PROBLEM TO WORK ON: Every record below should be printed exactly as given.

-------- INPUT --------

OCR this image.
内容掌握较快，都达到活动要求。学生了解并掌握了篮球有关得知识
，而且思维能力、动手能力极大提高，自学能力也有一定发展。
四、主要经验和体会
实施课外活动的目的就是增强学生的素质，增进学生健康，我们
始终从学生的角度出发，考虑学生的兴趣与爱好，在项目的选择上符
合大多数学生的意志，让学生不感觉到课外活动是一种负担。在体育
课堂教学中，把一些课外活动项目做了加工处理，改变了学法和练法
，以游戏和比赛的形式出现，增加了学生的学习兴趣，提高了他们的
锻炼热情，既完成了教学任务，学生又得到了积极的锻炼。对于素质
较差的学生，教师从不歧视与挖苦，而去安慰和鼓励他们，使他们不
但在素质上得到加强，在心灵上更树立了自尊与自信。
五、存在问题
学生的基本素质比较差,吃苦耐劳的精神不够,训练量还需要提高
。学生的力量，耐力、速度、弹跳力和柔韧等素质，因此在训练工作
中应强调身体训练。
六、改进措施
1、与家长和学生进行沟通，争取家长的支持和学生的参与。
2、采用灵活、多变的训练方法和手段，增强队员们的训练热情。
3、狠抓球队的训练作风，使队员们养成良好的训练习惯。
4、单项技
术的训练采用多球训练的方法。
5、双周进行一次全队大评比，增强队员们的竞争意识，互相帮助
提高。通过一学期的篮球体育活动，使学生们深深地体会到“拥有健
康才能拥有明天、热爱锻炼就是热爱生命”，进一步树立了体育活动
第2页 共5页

--------

THE RESULT:
OCR this image.
内容掌握较快，都达到活动要求。学生了解并掌握了篮球有关得知识
，而且思维能力、动手能力极大提高，自学能力也有一定发展。
四、主要经验和体会
实施课外活动的目的就是增强学生的素质，增进学生健康，我们
始终从学生的角度出发，考虑学生的兴趣与爱好，在项目的选择上符
合大多数学生的意志，让学生不感觉到课外活动是一种负担。在体育
课堂教学中，把一些课外活动项目做了加工处理，改变了学法和练法
，以游戏和比赛的形式出现，增加了学生的学习兴趣，提高了他们的
锻炼热情，既完成了教学任务，学生又得到了积极的锻炼。对于素质
较差的学生，教师从不歧视与挖苦，而去安慰和鼓励他们，使他们不
但在素质上得到加强，在心灵上更树立了自尊与自信。
五、存在问题
学生的基本素质比较差,吃苦耐劳的精神不够,训练量还需要提高
。学生的力量，耐力、速度、弹跳力和柔韧等素质，因此在训练工作
中应强调身体训练。
六、改进措施
1、与家长和学生进行沟通，争取家长的支持和学生的参与。
2、采用灵活、多变的训练方法和手段，增强队员们的训练热情。
3、狠抓球队的训练作风，使队员们养成良好的训练习惯。
4、单项技
术的训练采用多球训练的方法。
5、双周进行一次全队大评比，增强队员们的竞争意识，互相帮助
提高。通过一学期的篮球体育活动，使学生们深深地体会到“拥有健
康才能拥有明天、热爱锻炼就是热爱生命”，进一步树立了体育活动
第2页 共5页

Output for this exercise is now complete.